Aim of the exercise ::
Produce an exact transcription of the listing below, omitting the pictures.

Supplied records ::
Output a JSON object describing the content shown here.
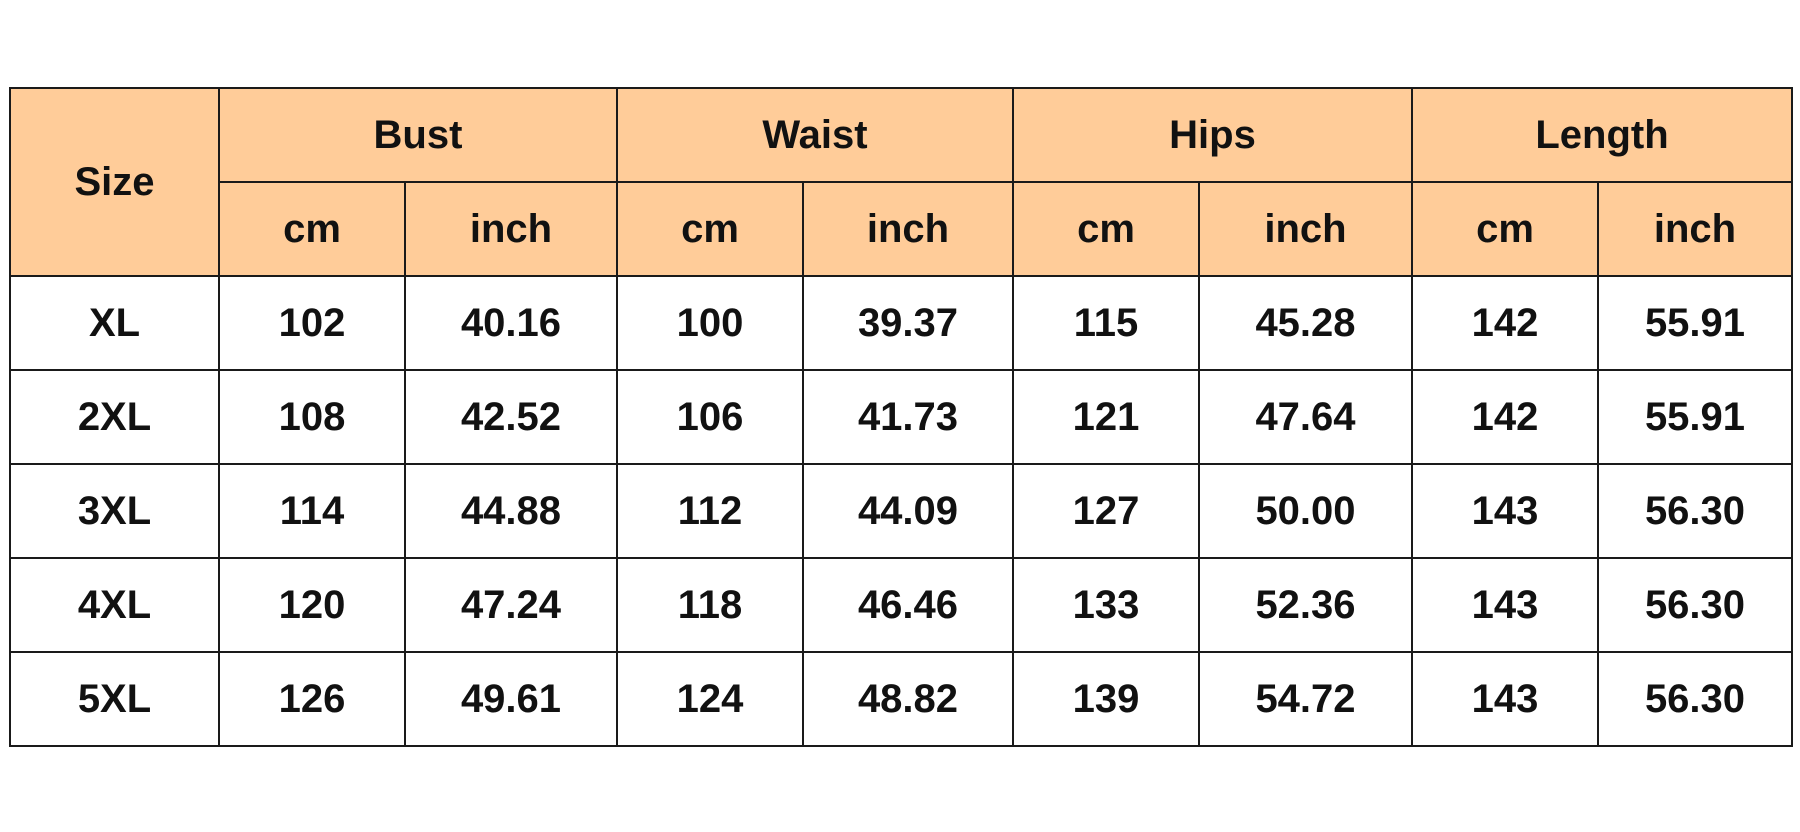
{
  "table": {
    "header_color": "#FFCC99",
    "size_label": "Size",
    "groups": [
      "Bust",
      "Waist",
      "Hips",
      "Length"
    ],
    "units": [
      "cm",
      "inch"
    ],
    "rows": [
      {
        "size": "XL",
        "values": [
          "102",
          "40.16",
          "100",
          "39.37",
          "115",
          "45.28",
          "142",
          "55.91"
        ]
      },
      {
        "size": "2XL",
        "values": [
          "108",
          "42.52",
          "106",
          "41.73",
          "121",
          "47.64",
          "142",
          "55.91"
        ]
      },
      {
        "size": "3XL",
        "values": [
          "114",
          "44.88",
          "112",
          "44.09",
          "127",
          "50.00",
          "143",
          "56.30"
        ]
      },
      {
        "size": "4XL",
        "values": [
          "120",
          "47.24",
          "118",
          "46.46",
          "133",
          "52.36",
          "143",
          "56.30"
        ]
      },
      {
        "size": "5XL",
        "values": [
          "126",
          "49.61",
          "124",
          "48.82",
          "139",
          "54.72",
          "143",
          "56.30"
        ]
      }
    ]
  }
}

Final result ::
Output a JSON object describing the content shown here.
{
  "table": {
    "header_color": "#FFCC99",
    "size_label": "Size",
    "groups": [
      "Bust",
      "Waist",
      "Hips",
      "Length"
    ],
    "units": [
      "cm",
      "inch"
    ],
    "rows": [
      {
        "size": "XL",
        "values": [
          "102",
          "40.16",
          "100",
          "39.37",
          "115",
          "45.28",
          "142",
          "55.91"
        ]
      },
      {
        "size": "2XL",
        "values": [
          "108",
          "42.52",
          "106",
          "41.73",
          "121",
          "47.64",
          "142",
          "55.91"
        ]
      },
      {
        "size": "3XL",
        "values": [
          "114",
          "44.88",
          "112",
          "44.09",
          "127",
          "50.00",
          "143",
          "56.30"
        ]
      },
      {
        "size": "4XL",
        "values": [
          "120",
          "47.24",
          "118",
          "46.46",
          "133",
          "52.36",
          "143",
          "56.30"
        ]
      },
      {
        "size": "5XL",
        "values": [
          "126",
          "49.61",
          "124",
          "48.82",
          "139",
          "54.72",
          "143",
          "56.30"
        ]
      }
    ]
  }
}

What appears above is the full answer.